(Stored records)
——————————
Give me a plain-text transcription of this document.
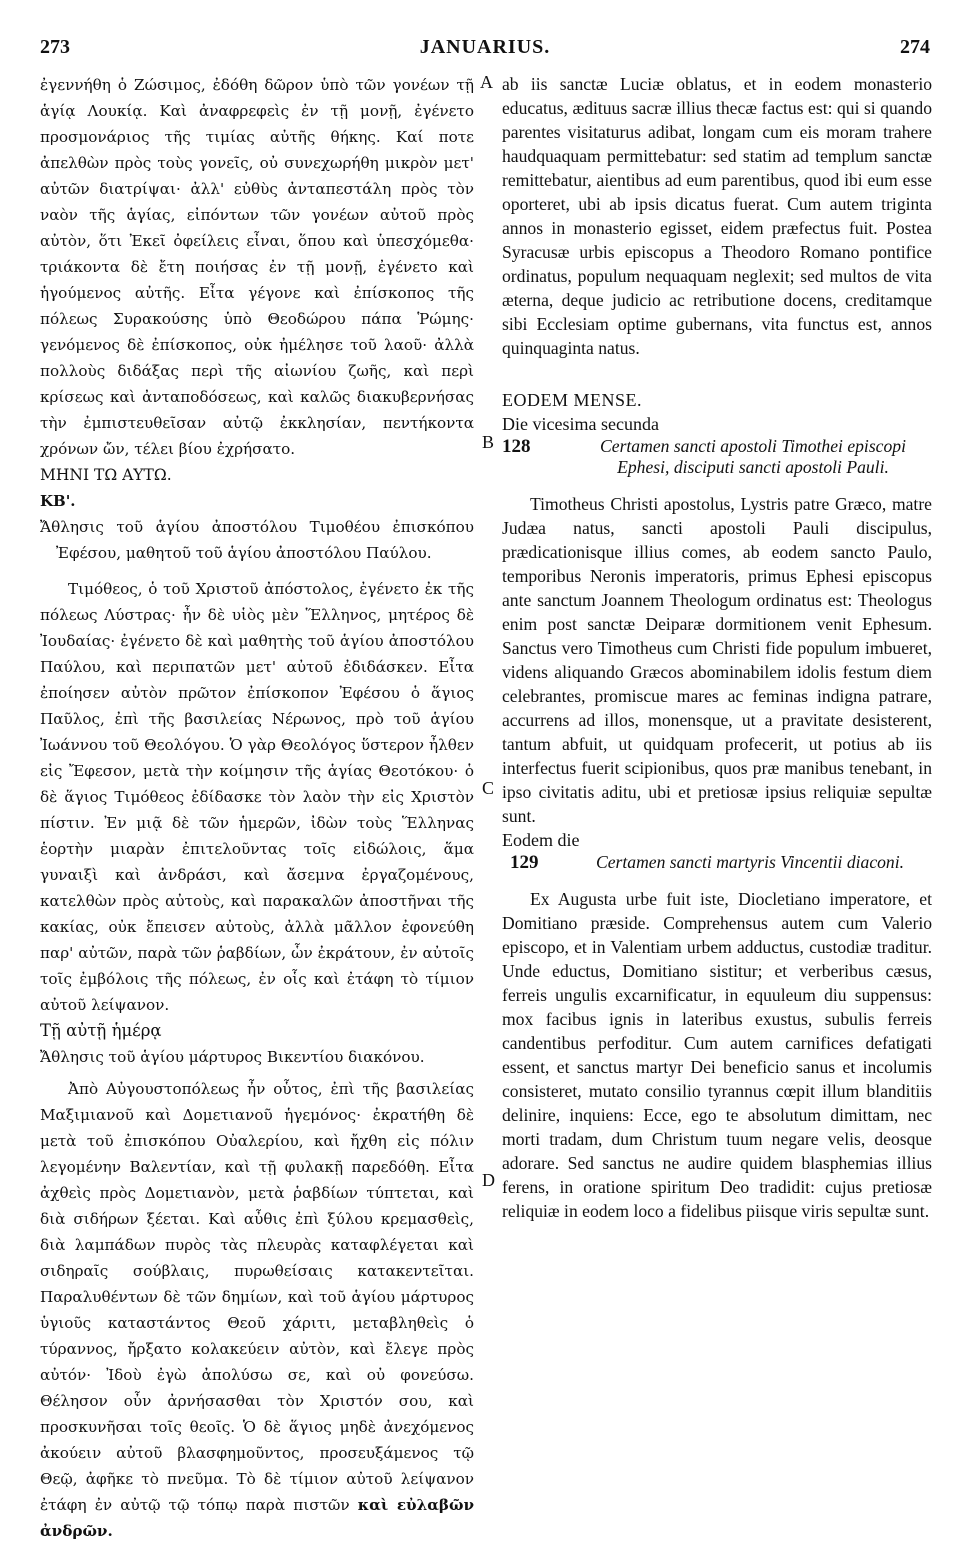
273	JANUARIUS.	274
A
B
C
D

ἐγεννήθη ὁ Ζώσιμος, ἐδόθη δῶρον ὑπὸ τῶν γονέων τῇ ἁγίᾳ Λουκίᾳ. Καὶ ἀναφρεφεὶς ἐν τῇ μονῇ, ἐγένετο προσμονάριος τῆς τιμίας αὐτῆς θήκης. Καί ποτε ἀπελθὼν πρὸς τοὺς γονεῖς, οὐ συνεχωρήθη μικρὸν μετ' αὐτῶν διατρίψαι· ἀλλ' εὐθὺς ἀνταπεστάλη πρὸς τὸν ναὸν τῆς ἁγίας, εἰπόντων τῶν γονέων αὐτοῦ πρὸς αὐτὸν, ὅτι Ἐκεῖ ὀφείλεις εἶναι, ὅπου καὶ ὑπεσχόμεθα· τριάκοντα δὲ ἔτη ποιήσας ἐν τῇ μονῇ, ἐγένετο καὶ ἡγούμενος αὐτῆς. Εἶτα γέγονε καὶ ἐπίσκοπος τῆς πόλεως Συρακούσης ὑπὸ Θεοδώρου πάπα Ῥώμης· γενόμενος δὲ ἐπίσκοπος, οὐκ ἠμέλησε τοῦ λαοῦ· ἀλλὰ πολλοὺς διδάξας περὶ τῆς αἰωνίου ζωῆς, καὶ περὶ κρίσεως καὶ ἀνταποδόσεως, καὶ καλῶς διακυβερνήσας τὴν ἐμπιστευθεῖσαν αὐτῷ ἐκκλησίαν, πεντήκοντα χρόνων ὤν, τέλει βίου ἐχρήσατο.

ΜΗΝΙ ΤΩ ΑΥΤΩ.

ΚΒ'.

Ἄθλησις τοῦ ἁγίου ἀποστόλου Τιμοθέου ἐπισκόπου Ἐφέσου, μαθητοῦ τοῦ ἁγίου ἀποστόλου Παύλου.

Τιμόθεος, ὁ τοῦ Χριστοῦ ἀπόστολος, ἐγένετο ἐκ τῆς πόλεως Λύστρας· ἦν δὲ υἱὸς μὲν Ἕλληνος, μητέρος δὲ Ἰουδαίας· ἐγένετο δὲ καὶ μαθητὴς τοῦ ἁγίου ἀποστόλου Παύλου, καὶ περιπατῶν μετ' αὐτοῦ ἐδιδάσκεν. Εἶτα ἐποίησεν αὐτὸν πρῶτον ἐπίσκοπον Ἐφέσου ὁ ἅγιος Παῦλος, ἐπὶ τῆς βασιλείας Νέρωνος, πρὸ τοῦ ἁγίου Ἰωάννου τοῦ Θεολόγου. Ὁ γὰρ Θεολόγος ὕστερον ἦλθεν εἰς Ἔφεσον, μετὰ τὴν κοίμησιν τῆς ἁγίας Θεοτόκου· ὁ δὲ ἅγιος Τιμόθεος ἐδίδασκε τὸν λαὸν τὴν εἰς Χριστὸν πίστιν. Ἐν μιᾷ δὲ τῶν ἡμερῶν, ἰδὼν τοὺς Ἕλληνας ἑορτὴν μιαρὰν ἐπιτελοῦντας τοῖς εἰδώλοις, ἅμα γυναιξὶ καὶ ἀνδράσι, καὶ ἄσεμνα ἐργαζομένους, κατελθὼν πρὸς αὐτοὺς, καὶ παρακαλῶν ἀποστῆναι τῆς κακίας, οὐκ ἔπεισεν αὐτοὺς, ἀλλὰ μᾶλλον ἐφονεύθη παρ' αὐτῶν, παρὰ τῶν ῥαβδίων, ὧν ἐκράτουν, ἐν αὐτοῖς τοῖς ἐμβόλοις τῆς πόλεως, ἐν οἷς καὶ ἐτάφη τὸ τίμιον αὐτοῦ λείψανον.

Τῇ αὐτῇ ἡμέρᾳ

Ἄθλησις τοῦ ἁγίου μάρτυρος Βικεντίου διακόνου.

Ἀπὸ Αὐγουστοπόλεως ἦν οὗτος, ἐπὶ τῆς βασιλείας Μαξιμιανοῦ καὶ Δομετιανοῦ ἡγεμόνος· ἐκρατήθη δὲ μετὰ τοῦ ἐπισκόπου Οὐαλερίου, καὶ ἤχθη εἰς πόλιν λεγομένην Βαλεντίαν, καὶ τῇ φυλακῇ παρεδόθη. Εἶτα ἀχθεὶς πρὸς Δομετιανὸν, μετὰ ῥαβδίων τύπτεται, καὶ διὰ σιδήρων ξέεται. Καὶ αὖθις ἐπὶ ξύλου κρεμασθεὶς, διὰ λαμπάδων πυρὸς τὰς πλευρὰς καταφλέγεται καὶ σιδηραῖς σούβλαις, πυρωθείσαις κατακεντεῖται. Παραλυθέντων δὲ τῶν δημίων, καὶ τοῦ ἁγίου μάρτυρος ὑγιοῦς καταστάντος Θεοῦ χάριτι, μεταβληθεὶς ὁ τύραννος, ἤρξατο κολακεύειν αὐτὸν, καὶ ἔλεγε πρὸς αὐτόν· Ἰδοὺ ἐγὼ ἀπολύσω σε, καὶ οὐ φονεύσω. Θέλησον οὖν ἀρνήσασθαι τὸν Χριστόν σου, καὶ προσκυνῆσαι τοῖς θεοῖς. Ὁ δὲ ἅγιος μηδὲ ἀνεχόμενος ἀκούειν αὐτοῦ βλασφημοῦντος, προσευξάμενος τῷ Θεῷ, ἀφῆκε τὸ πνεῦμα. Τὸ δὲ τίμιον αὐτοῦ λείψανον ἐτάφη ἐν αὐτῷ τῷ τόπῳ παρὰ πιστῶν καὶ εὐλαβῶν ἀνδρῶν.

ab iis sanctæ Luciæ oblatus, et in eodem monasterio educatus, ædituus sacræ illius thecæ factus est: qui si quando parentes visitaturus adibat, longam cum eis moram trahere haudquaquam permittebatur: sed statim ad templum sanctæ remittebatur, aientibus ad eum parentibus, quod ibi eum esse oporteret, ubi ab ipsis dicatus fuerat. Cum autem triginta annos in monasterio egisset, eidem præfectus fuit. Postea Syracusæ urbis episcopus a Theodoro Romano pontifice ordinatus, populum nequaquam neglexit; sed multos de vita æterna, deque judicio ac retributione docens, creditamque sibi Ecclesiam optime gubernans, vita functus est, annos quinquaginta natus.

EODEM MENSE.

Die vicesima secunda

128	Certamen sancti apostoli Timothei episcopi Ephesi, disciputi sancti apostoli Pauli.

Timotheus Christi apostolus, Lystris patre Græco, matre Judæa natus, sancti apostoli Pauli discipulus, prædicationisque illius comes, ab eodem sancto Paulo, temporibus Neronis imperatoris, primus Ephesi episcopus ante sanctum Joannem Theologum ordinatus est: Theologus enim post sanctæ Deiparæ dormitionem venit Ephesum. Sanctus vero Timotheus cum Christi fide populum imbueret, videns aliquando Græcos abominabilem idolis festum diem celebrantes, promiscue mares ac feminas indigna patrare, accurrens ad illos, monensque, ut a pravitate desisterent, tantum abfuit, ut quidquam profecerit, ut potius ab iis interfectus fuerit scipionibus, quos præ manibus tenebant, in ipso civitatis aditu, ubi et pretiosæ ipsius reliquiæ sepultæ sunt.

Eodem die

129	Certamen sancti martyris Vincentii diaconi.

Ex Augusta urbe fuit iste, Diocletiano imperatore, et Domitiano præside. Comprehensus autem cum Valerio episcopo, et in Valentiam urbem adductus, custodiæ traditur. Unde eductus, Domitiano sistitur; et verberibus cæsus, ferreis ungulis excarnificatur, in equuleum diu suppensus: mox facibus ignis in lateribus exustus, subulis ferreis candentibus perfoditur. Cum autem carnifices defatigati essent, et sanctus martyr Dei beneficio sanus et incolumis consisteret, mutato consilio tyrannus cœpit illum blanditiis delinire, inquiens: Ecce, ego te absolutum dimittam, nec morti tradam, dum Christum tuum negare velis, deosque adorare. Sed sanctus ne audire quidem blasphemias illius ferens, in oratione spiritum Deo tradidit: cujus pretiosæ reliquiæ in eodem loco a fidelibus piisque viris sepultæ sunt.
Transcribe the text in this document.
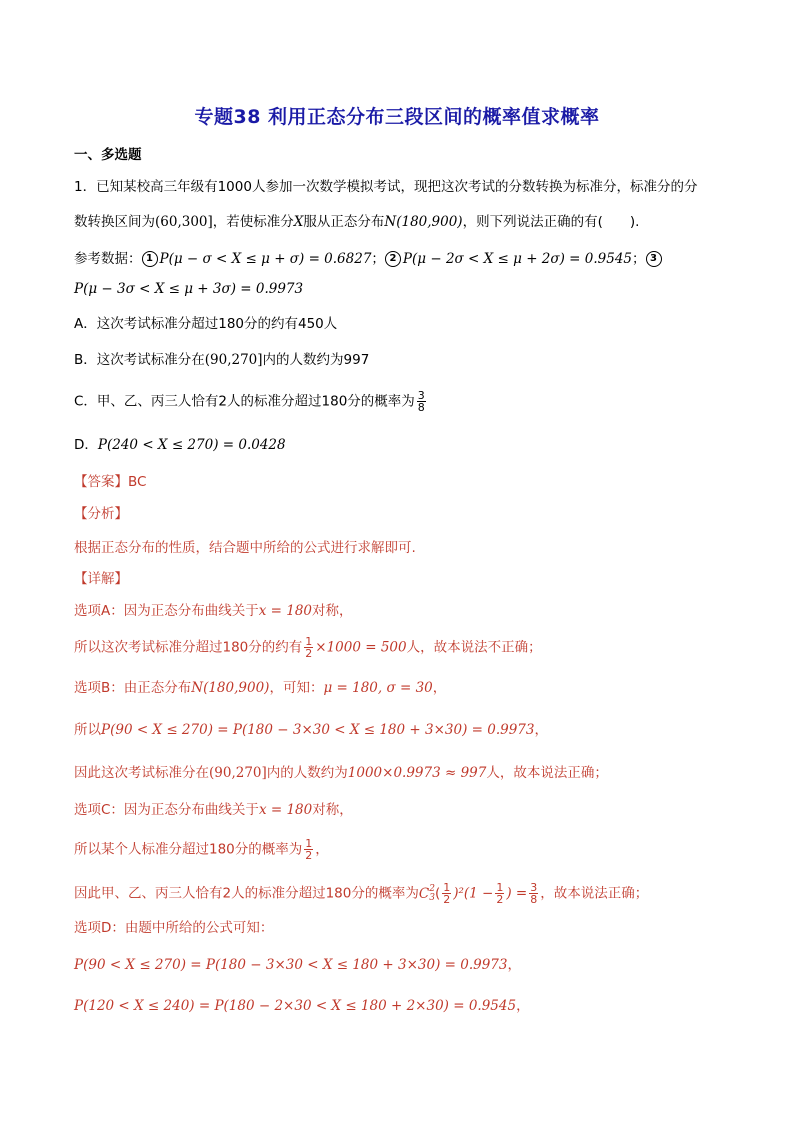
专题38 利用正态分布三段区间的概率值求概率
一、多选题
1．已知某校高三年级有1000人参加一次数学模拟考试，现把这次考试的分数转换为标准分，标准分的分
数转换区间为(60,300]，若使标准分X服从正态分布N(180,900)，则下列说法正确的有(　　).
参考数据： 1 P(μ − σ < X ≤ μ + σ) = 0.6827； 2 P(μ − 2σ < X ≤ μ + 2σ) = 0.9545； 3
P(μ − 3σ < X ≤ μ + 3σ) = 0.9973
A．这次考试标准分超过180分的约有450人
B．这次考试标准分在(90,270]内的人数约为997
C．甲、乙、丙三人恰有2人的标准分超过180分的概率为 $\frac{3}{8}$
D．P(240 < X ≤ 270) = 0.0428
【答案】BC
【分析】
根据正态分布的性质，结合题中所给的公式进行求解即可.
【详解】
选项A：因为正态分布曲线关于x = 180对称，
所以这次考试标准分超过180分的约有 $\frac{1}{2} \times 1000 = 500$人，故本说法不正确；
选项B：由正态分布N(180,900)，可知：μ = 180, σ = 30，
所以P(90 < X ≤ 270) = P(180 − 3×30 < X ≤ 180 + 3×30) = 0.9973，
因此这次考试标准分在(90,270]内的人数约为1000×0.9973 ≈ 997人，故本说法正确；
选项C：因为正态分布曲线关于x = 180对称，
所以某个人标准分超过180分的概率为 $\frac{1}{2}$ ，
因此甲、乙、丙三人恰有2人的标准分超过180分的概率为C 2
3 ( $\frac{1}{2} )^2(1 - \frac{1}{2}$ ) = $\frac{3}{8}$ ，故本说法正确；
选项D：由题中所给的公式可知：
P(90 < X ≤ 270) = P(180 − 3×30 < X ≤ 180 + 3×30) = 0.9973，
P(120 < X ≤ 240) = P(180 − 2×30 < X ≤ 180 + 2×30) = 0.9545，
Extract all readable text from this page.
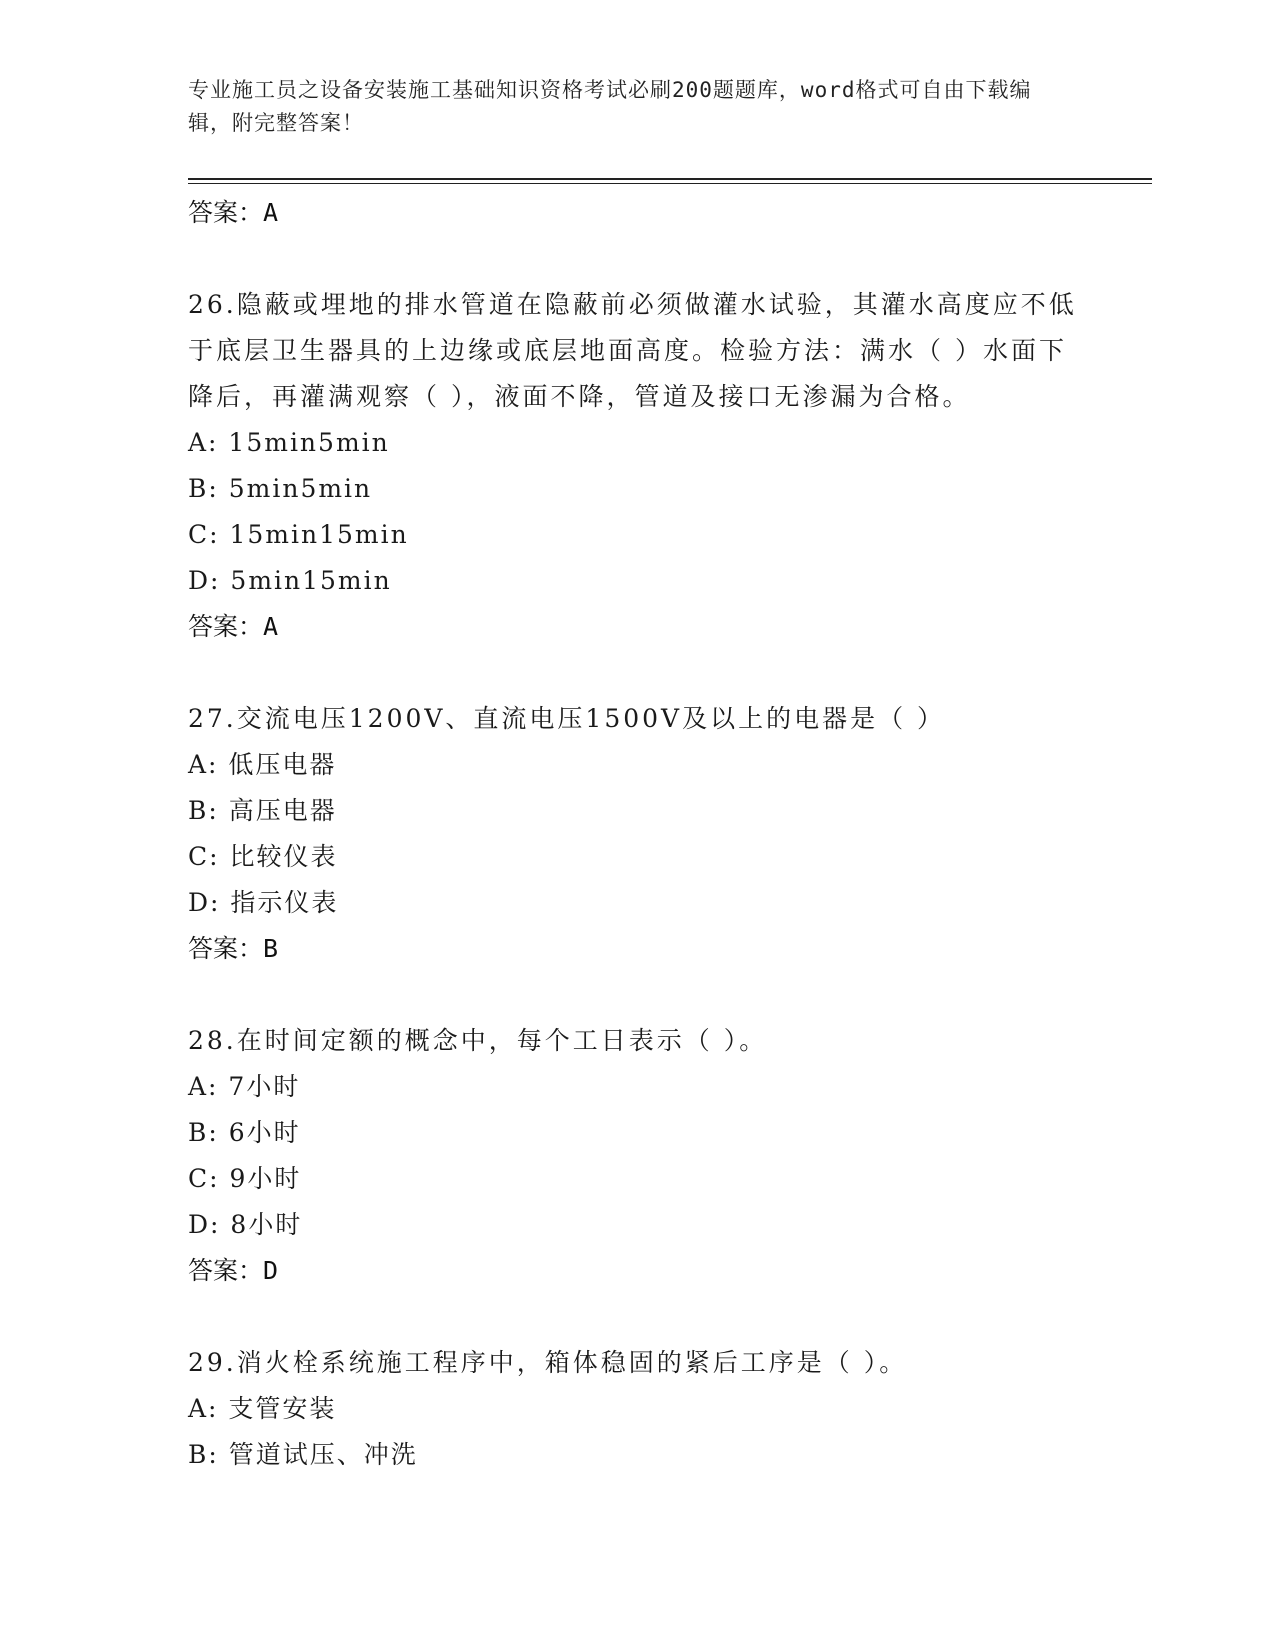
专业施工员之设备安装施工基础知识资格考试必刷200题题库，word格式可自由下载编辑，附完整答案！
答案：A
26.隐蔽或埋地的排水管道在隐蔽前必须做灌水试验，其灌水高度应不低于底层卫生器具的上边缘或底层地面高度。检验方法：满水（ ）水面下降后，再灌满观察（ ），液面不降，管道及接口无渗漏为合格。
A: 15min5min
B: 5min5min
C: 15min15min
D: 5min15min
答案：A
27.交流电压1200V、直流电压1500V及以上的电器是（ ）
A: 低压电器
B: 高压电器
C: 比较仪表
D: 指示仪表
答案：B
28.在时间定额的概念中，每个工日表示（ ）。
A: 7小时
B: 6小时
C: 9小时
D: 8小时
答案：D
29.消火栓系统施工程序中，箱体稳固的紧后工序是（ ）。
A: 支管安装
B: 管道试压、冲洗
——————————
- Task to carry out
Show all lines in the entries above where the word "Παύλου" appears.

- Task result
Ἄθλησις τοῦ ἁγίου ἀποστόλου Τιμοθέου ἐπισκόπου Ἐφέσου, μαθητοῦ τοῦ ἁγίου ἀποστόλου Παύλου.
Τιμόθεος, ὁ τοῦ Χριστοῦ ἀπόστολος, ἐγένετο ἐκ τῆς πόλεως Λύστρας· ἦν δὲ υἱὸς μὲν Ἕλληνος, μητέρος δὲ Ἰουδαίας· ἐγένετο δὲ καὶ μαθητὴς τοῦ ἁγίου ἀποστόλου Παύλου, καὶ περιπατῶν μετ' αὐτοῦ ἐδιδάσκεν. Εἶτα ἐποίησεν αὐτὸν πρῶτον ἐπίσκοπον Ἐφέσου ὁ ἅγιος Παῦλος, ἐπὶ τῆς βασιλείας Νέρωνος, πρὸ τοῦ ἁγίου Ἰωάννου τοῦ Θεολόγου. Ὁ γὰρ Θεολόγος ὕστερον ἦλθεν εἰς Ἔφεσον, μετὰ τὴν κοίμησιν τῆς ἁγίας Θεοτόκου· ὁ δὲ ἅγιος Τιμόθεος ἐδίδασκε τὸν λαὸν τὴν εἰς Χριστὸν πίστιν. Ἐν μιᾷ δὲ τῶν ἡμερῶν, ἰδὼν τοὺς Ἕλληνας ἑορτὴν μιαρὰν ἐπιτελοῦντας τοῖς εἰδώλοις, ἅμα γυναιξὶ καὶ ἀνδράσι, καὶ ἄσεμνα ἐργαζομένους, κατελθὼν πρὸς αὐτοὺς, καὶ παρακαλῶν ἀποστῆναι τῆς κακίας, οὐκ ἔπεισεν αὐτοὺς, ἀλλὰ μᾶλλον ἐφονεύθη παρ' αὐτῶν, παρὰ τῶν ῥαβδίων, ὧν ἐκράτουν, ἐν αὐτοῖς τοῖς ἐμβόλοις τῆς πόλεως, ἐν οἷς καὶ ἐτάφη τὸ τίμιον αὐτοῦ λείψανον.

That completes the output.